> What is being asked
Go through the material below and copy all lines with "xlabel".

> Record list
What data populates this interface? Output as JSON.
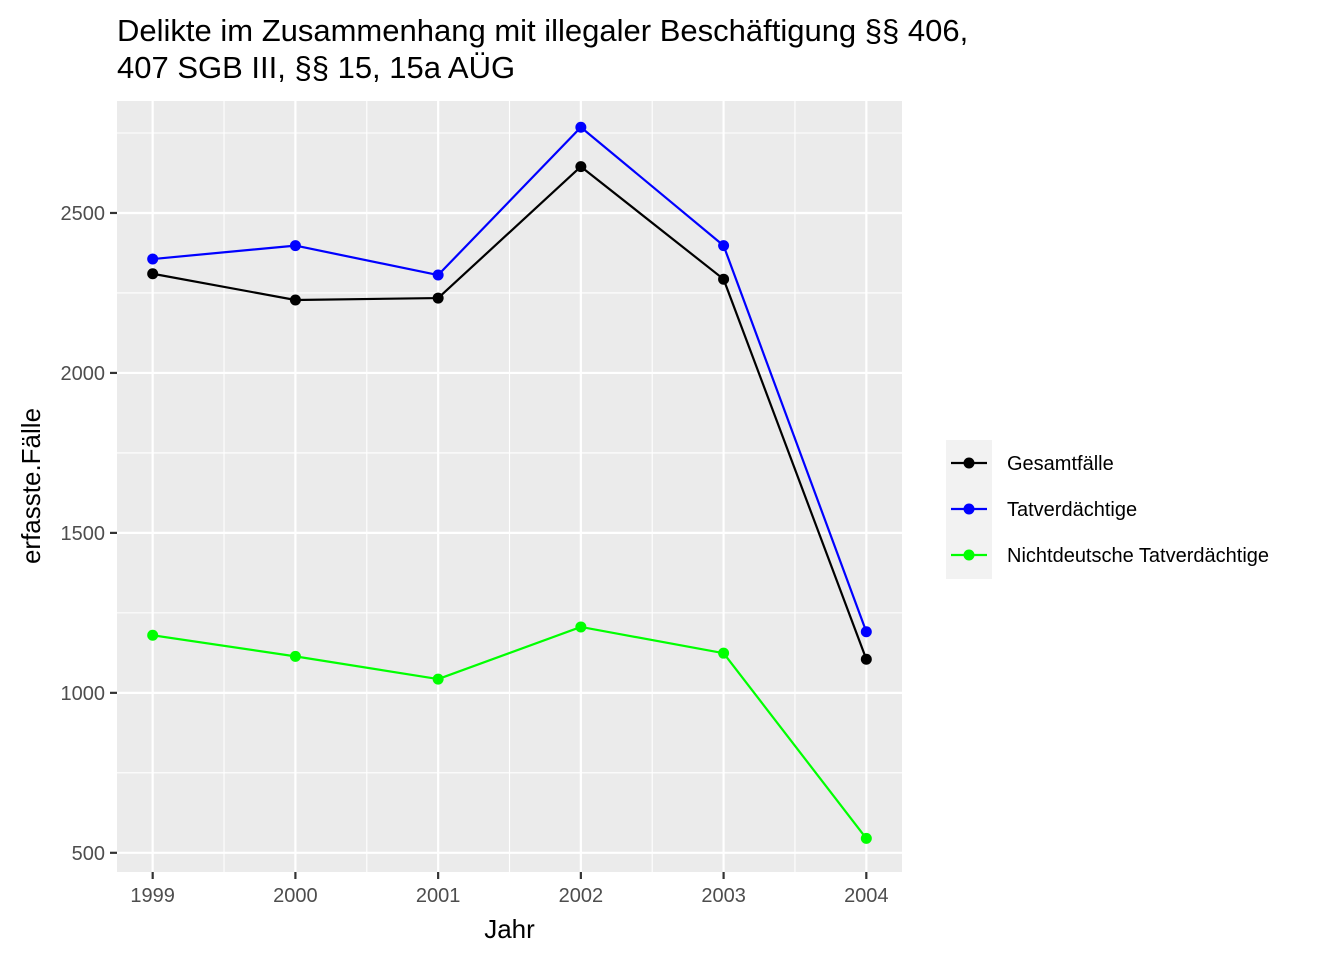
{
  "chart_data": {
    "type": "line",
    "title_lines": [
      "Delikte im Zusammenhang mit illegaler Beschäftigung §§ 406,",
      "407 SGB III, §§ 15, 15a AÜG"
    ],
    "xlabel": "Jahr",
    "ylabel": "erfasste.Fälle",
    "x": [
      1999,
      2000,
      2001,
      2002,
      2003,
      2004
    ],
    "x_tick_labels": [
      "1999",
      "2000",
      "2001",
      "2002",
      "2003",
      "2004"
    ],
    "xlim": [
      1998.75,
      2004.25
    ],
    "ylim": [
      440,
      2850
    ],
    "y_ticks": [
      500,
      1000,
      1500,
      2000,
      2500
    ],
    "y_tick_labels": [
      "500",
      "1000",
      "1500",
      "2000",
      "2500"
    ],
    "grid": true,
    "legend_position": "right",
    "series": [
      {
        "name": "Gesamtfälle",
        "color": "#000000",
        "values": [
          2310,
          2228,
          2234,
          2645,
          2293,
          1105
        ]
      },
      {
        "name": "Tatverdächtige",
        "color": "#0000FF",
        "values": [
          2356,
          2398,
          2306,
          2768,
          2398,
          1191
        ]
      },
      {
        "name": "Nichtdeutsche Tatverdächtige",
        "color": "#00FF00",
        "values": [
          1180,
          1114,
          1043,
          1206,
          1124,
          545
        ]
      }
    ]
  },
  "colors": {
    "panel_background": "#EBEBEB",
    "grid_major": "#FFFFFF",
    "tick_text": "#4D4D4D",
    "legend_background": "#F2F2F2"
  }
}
---
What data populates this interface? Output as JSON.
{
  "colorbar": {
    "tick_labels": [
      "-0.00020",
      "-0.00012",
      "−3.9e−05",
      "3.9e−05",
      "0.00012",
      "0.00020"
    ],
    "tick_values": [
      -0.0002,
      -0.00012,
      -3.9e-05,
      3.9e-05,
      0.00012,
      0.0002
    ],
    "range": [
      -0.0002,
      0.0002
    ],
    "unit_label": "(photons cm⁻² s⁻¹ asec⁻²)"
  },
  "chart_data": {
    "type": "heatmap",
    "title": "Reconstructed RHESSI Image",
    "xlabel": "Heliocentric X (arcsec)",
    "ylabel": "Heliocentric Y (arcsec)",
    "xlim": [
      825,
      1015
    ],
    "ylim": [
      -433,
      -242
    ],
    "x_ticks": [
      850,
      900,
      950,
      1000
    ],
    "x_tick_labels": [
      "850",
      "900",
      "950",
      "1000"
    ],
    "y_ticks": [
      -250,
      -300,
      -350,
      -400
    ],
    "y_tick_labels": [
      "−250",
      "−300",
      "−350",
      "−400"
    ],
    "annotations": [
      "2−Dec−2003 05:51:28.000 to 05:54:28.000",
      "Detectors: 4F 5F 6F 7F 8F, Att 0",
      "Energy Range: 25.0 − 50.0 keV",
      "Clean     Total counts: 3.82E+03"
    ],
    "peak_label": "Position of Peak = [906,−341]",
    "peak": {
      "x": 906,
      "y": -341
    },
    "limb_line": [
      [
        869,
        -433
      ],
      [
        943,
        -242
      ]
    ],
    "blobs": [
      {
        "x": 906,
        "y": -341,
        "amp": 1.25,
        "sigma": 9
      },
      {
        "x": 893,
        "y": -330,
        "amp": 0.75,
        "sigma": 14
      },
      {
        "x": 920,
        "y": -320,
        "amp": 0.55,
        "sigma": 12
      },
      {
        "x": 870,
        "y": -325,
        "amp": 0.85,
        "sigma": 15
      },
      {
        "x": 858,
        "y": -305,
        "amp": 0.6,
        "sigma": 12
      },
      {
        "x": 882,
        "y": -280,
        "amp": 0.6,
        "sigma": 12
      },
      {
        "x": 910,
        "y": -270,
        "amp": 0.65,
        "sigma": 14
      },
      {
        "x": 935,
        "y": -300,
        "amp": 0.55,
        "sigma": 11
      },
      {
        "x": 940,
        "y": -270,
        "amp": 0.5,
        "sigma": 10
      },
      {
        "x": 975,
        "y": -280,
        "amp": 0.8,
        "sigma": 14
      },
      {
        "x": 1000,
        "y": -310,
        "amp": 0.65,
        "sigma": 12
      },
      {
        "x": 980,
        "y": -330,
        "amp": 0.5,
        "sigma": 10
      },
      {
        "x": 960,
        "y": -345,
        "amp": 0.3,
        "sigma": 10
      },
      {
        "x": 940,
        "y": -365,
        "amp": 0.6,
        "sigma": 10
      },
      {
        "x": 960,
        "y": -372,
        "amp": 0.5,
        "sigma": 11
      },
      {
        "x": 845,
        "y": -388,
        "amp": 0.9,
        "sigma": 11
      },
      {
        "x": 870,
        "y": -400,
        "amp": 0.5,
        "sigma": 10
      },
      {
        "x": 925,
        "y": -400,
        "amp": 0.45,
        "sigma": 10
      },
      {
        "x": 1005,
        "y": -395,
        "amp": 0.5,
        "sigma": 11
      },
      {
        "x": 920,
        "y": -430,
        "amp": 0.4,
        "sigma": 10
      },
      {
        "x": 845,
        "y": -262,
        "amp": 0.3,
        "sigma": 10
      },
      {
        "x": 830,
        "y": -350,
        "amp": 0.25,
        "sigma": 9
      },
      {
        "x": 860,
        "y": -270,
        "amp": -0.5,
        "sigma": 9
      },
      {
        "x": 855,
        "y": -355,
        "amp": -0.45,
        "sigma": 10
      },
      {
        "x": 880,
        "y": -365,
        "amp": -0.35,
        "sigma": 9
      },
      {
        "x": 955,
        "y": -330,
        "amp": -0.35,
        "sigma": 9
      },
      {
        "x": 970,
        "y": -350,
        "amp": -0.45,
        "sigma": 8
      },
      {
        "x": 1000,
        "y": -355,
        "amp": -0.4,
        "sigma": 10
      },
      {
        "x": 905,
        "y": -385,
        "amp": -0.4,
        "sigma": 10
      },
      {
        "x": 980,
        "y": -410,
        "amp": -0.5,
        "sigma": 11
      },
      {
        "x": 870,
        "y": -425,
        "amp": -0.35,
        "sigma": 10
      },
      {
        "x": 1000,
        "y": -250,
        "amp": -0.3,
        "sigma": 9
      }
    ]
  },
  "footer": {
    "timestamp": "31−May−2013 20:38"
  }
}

> Solution to this problem
    "xlabel": "Jahr",
    "xlabel": "Heliocentric X (arcsec)",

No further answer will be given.